## Start Records

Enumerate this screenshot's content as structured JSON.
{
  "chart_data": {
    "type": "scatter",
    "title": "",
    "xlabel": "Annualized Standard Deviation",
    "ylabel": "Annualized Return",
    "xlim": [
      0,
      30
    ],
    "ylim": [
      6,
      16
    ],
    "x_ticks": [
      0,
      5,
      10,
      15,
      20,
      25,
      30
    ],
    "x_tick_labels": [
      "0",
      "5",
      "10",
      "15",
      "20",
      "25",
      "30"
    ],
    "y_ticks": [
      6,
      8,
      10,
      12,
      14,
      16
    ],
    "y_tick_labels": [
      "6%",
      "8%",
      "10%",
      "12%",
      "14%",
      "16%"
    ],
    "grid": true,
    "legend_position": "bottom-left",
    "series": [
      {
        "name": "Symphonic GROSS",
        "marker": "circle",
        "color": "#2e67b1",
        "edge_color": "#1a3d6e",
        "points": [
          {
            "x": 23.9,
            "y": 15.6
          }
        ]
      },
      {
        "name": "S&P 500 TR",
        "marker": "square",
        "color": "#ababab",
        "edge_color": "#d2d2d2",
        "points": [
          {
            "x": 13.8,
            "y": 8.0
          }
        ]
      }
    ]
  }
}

## End Records
## Start Records

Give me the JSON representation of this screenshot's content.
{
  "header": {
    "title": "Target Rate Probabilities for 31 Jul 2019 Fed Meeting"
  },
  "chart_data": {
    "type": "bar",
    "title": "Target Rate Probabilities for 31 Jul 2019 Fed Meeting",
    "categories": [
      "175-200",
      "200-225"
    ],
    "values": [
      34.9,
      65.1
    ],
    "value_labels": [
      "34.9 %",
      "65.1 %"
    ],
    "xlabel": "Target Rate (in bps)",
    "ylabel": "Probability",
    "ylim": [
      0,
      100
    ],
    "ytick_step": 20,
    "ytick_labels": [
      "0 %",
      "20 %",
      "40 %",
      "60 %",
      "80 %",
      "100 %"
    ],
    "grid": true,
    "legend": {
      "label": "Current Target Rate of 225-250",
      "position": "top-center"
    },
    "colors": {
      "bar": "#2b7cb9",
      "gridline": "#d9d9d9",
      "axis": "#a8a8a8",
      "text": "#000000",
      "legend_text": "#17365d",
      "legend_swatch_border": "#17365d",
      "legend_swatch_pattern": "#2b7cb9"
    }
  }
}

## End Records

Copy each line of the data that contains the word "Target".

    "title": "Target Rate Probabilities for 31 Jul 2019 Fed Meeting"
    "title": "Target Rate Probabilities for 31 Jul 2019 Fed Meeting",
    "xlabel": "Target Rate (in bps)",
      "label": "Current Target Rate of 225-250",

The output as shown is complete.